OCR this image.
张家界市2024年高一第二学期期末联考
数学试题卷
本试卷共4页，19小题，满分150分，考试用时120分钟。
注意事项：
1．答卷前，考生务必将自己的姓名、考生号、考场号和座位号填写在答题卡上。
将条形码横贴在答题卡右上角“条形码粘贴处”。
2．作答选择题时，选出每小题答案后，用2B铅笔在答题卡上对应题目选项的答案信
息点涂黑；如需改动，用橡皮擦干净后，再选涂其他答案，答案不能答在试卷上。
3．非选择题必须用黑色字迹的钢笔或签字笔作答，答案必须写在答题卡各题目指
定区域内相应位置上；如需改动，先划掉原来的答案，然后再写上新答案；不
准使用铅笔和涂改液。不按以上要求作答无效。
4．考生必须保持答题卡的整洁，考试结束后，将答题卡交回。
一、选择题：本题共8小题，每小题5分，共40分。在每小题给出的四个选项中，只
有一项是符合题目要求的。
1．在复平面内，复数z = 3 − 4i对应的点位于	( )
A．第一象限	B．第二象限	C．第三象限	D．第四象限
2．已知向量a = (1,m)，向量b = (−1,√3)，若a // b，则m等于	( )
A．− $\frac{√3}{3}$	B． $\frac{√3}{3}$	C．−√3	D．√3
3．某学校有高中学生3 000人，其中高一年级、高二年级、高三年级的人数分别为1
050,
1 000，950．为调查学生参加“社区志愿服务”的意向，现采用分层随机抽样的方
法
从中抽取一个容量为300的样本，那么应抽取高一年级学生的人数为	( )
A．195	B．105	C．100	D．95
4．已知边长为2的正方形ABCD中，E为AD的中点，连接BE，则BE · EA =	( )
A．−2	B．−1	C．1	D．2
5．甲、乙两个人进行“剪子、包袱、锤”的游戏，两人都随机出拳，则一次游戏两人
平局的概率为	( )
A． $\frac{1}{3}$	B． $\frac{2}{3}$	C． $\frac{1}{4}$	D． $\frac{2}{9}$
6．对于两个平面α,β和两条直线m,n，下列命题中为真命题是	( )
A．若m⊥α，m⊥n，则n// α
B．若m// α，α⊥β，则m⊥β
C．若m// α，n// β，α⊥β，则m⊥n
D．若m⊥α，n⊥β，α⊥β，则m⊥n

########################################

> _THE TASK_: Output all of the data above without any alteration.

> _EXPECTED ANSWER_:
OCR this image.
张家界市2024年高一第二学期期末联考
数学试题卷
本试卷共4页，19小题，满分150分，考试用时120分钟。
注意事项：
1．答卷前，考生务必将自己的姓名、考生号、考场号和座位号填写在答题卡上。
将条形码横贴在答题卡右上角“条形码粘贴处”。
2．作答选择题时，选出每小题答案后，用2B铅笔在答题卡上对应题目选项的答案信
息点涂黑；如需改动，用橡皮擦干净后，再选涂其他答案，答案不能答在试卷上。
3．非选择题必须用黑色字迹的钢笔或签字笔作答，答案必须写在答题卡各题目指
定区域内相应位置上；如需改动，先划掉原来的答案，然后再写上新答案；不
准使用铅笔和涂改液。不按以上要求作答无效。
4．考生必须保持答题卡的整洁，考试结束后，将答题卡交回。
一、选择题：本题共8小题，每小题5分，共40分。在每小题给出的四个选项中，只
有一项是符合题目要求的。
1．在复平面内，复数z = 3 − 4i对应的点位于	( )
A．第一象限	B．第二象限	C．第三象限	D．第四象限
2．已知向量a = (1,m)，向量b = (−1,√3)，若a // b，则m等于	( )
A．− $\frac{√3}{3}$	B． $\frac{√3}{3}$	C．−√3	D．√3
3．某学校有高中学生3 000人，其中高一年级、高二年级、高三年级的人数分别为1
050,
1 000，950．为调查学生参加“社区志愿服务”的意向，现采用分层随机抽样的方
法
从中抽取一个容量为300的样本，那么应抽取高一年级学生的人数为	( )
A．195	B．105	C．100	D．95
4．已知边长为2的正方形ABCD中，E为AD的中点，连接BE，则BE · EA =	( )
A．−2	B．−1	C．1	D．2
5．甲、乙两个人进行“剪子、包袱、锤”的游戏，两人都随机出拳，则一次游戏两人
平局的概率为	( )
A． $\frac{1}{3}$	B． $\frac{2}{3}$	C． $\frac{1}{4}$	D． $\frac{2}{9}$
6．对于两个平面α,β和两条直线m,n，下列命题中为真命题是	( )
A．若m⊥α，m⊥n，则n// α
B．若m// α，α⊥β，则m⊥β
C．若m// α，n// β，α⊥β，则m⊥n
D．若m⊥α，n⊥β，α⊥β，则m⊥n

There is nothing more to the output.